→ **Description of the task**:
Locate every line in the material below that has the word "part". Copy each of those lines.

→ **Given records**:
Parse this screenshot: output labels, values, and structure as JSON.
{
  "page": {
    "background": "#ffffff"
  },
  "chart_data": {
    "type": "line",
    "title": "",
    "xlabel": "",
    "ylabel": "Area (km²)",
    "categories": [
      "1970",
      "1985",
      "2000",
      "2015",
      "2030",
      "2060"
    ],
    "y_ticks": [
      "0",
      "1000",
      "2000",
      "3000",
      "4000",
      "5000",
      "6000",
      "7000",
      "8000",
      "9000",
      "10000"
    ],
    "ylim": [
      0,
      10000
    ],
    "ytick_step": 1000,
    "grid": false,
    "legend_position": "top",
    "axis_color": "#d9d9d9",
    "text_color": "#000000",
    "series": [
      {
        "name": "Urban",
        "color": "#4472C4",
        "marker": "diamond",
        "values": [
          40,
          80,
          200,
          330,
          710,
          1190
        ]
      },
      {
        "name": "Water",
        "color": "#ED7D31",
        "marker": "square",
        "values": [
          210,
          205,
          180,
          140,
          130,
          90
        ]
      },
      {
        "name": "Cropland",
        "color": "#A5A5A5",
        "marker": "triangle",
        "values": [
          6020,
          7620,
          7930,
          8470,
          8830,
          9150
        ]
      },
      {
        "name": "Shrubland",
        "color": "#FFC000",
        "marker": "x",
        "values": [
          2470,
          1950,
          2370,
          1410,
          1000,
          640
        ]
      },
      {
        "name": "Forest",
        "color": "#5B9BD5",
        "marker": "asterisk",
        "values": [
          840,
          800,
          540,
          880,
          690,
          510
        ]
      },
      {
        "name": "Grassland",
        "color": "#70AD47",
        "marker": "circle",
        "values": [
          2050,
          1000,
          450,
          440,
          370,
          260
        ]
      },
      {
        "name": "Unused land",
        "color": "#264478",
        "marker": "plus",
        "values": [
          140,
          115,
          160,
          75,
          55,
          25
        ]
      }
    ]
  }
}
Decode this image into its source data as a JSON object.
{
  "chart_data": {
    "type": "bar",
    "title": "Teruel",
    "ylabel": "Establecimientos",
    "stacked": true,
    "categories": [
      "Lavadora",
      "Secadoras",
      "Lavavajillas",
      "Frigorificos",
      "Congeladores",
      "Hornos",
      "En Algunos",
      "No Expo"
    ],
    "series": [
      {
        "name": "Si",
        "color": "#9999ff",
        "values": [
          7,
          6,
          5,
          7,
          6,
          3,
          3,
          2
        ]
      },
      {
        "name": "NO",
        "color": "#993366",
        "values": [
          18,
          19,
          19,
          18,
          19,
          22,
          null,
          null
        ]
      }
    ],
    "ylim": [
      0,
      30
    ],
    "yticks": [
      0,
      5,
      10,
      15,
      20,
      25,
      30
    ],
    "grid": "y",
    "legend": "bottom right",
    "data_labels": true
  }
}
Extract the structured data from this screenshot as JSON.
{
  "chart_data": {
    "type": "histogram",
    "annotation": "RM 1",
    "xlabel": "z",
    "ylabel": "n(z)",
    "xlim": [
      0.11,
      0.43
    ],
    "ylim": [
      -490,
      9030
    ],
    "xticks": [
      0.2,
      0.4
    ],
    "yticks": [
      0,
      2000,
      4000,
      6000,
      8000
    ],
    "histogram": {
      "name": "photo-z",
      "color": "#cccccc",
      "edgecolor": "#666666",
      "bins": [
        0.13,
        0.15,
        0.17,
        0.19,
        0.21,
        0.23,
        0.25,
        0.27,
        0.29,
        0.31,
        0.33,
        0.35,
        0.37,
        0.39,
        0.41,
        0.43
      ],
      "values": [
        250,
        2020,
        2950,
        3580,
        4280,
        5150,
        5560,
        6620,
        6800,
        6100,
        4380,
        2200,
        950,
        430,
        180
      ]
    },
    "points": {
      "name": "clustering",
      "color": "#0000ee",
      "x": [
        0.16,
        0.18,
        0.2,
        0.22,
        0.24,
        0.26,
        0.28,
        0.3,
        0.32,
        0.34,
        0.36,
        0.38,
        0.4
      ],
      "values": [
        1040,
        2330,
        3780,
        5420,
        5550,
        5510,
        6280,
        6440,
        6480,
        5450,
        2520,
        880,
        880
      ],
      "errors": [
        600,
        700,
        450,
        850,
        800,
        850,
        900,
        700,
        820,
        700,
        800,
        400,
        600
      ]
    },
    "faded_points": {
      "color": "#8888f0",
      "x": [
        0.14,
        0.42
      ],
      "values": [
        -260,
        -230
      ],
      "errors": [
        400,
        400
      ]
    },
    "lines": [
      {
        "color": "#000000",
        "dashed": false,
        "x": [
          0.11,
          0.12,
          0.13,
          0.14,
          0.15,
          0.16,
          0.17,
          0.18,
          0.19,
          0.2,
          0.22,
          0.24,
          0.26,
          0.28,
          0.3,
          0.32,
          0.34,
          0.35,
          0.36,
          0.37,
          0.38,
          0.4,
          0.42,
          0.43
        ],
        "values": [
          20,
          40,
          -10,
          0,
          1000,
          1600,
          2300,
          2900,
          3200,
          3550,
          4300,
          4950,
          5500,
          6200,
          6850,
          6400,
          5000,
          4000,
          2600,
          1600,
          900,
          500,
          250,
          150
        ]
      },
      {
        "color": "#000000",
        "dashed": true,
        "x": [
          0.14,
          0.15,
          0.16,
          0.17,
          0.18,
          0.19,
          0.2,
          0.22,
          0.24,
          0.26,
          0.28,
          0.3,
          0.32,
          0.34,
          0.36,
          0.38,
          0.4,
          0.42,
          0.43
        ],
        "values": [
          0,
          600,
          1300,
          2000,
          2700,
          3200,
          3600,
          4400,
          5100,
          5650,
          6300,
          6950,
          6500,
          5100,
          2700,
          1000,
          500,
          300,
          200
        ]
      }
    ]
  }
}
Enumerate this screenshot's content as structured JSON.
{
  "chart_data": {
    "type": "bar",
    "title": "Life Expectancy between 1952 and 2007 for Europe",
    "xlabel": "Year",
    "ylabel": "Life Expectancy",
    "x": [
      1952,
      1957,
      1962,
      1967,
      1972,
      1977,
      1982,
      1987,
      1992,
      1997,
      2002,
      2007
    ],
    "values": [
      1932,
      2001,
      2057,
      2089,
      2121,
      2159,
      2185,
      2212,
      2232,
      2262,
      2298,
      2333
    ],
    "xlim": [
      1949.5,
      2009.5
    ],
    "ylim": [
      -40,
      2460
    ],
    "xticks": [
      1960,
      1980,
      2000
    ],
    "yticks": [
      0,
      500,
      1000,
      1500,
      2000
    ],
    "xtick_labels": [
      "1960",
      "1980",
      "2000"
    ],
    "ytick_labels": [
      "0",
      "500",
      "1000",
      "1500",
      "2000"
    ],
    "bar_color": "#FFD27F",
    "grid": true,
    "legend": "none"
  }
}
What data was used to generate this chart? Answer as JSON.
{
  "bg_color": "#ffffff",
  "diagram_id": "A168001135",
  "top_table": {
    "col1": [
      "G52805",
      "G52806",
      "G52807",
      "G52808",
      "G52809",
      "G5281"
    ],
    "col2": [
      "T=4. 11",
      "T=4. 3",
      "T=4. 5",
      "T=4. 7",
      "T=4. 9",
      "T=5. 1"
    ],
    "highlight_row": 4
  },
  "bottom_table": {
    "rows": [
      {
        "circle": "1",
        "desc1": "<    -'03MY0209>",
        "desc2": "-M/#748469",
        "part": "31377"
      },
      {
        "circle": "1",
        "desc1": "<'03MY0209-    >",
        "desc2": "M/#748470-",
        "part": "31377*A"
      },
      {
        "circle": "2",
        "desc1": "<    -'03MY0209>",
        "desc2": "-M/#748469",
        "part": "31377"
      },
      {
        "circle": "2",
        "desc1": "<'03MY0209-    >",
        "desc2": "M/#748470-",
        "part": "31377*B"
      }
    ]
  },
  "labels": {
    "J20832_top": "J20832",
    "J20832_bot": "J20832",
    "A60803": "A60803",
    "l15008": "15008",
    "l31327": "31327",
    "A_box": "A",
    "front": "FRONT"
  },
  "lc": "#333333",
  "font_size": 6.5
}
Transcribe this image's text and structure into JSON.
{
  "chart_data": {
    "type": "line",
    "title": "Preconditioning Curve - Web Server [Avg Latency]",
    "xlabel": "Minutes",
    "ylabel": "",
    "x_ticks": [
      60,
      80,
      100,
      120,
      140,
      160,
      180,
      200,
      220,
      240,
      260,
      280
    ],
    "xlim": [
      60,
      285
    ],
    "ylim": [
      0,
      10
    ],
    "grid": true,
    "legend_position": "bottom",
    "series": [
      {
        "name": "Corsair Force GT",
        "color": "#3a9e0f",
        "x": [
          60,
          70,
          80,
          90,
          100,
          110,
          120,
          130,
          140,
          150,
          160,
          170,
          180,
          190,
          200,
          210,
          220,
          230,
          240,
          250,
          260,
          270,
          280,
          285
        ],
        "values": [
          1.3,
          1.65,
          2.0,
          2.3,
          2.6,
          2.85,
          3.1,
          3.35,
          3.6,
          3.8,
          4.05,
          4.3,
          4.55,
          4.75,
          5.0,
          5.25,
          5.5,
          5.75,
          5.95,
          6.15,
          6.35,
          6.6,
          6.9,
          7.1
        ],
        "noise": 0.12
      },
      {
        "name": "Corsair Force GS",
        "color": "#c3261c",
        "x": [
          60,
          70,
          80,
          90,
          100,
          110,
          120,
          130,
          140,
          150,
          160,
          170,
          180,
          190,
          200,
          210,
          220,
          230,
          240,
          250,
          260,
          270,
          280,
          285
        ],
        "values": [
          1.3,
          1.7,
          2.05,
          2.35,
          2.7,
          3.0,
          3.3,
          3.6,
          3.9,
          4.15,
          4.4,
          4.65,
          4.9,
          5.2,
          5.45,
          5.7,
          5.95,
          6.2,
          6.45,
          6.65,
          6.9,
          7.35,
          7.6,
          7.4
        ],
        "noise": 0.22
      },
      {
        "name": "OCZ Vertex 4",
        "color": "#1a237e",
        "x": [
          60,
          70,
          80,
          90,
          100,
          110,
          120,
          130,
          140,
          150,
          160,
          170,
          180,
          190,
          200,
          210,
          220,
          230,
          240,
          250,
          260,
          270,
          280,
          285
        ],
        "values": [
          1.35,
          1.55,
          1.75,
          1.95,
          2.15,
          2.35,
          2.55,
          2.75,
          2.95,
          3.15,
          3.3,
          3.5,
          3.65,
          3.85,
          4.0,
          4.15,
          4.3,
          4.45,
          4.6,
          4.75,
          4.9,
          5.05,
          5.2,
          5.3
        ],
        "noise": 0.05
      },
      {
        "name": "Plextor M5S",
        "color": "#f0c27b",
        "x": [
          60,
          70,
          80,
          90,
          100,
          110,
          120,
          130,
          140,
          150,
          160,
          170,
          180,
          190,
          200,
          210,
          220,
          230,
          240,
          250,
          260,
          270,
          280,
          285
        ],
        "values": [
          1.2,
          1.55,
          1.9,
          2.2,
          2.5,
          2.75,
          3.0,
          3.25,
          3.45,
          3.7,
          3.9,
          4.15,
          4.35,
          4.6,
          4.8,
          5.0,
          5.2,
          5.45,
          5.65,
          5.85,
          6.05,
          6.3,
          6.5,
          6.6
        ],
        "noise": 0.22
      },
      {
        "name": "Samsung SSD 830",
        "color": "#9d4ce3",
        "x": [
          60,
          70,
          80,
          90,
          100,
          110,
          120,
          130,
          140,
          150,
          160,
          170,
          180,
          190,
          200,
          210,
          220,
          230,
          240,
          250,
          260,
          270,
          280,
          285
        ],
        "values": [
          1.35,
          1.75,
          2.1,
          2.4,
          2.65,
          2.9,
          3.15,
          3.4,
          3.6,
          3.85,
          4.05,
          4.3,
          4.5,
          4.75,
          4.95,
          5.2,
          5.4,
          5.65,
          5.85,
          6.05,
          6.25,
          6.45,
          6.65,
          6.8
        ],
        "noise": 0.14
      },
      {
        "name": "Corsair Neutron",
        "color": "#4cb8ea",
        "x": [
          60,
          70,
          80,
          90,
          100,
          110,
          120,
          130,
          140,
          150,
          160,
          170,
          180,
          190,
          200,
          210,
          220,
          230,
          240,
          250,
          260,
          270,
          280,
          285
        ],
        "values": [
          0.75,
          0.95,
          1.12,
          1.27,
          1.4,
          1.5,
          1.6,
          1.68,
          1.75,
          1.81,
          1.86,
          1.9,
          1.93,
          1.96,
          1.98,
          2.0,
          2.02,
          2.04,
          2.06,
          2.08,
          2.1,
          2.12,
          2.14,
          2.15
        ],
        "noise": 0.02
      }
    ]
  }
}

→ **Response**:
        "part": "31377"
        "part": "31377*A"
        "part": "31377"
        "part": "31377*B"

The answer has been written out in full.